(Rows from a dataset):
== == ==
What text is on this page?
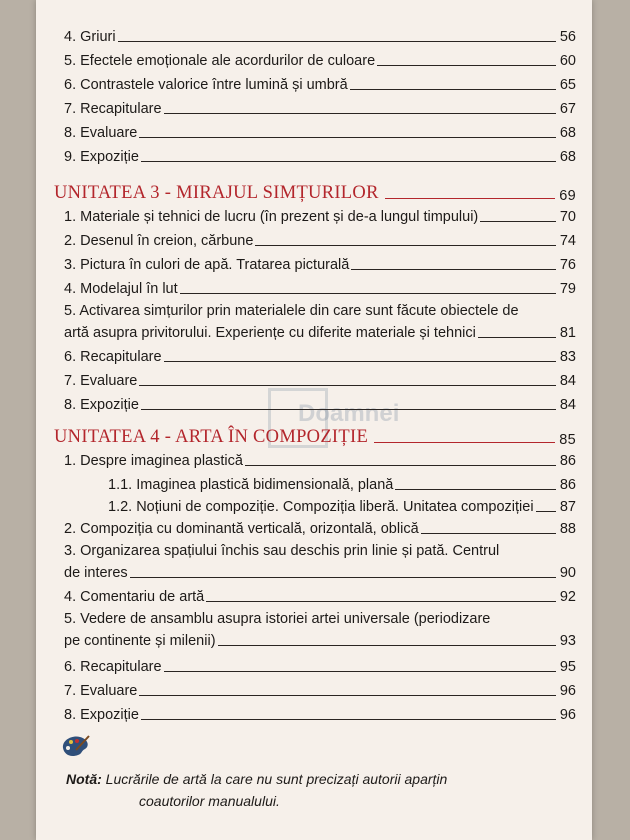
Doamnei
4. Griuri	56
5. Efectele emoționale ale acordurilor de culoare	60
6. Contrastele valorice între lumină și umbră	65
7. Recapitulare	67
8. Evaluare	68
9. Expoziție	68
UNITATEA 3 - MIRAJUL SIMȚURILOR	69
1. Materiale și tehnici de lucru (în prezent și de-a lungul timpului)	70
2. Desenul în creion, cărbune	74
3. Pictura în culori de apă. Tratarea picturală	76
4. Modelajul în lut	79
5. Activarea simțurilor prin materialele din care sunt făcute obiectele de
artă asupra privitorului. Experiențe cu diferite materiale și tehnici	81
6. Recapitulare	83
7. Evaluare	84
8. Expoziție	84
UNITATEA 4 - ARTA ÎN COMPOZIȚIE	85
1. Despre imaginea plastică	86
1.1. Imaginea plastică bidimensională, plană	86
1.2. Noțiuni de compoziție. Compoziția liberă. Unitatea compoziției 87
2. Compoziția cu dominantă verticală, orizontală, oblică	88
3. Organizarea spațiului închis sau deschis prin linie și pată. Centrul
de interes	90
4. Comentariu de artă	92
5. Vedere de ansamblu asupra istoriei artei universale (periodizare
pe continente și milenii)	93
6. Recapitulare	95
7. Evaluare	96
8. Expoziție	96
Notă: Lucrările de artă la care nu sunt precizați autorii aparțin
coautorilor manualului.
== == ==
(What is being asked): Pictures are to be left out; all else in the entries above is to be quoted exactly.

(Full answer):
What text is on this page?
Doamnei
4. Griuri	56
5. Efectele emoționale ale acordurilor de culoare	60
6. Contrastele valorice între lumină și umbră	65
7. Recapitulare	67
8. Evaluare	68
9. Expoziție	68
UNITATEA 3 - MIRAJUL SIMȚURILOR	69
1. Materiale și tehnici de lucru (în prezent și de-a lungul timpului)	70
2. Desenul în creion, cărbune	74
3. Pictura în culori de apă. Tratarea picturală	76
4. Modelajul în lut	79
5. Activarea simțurilor prin materialele din care sunt făcute obiectele de
artă asupra privitorului. Experiențe cu diferite materiale și tehnici	81
6. Recapitulare	83
7. Evaluare	84
8. Expoziție	84
UNITATEA 4 - ARTA ÎN COMPOZIȚIE	85
1. Despre imaginea plastică	86
1.1. Imaginea plastică bidimensională, plană	86
1.2. Noțiuni de compoziție. Compoziția liberă. Unitatea compoziției 87
2. Compoziția cu dominantă verticală, orizontală, oblică	88
3. Organizarea spațiului închis sau deschis prin linie și pată. Centrul
de interes	90
4. Comentariu de artă	92
5. Vedere de ansamblu asupra istoriei artei universale (periodizare
pe continente și milenii)	93
6. Recapitulare	95
7. Evaluare	96
8. Expoziție	96
Notă: Lucrările de artă la care nu sunt precizați autorii aparțin
coautorilor manualului.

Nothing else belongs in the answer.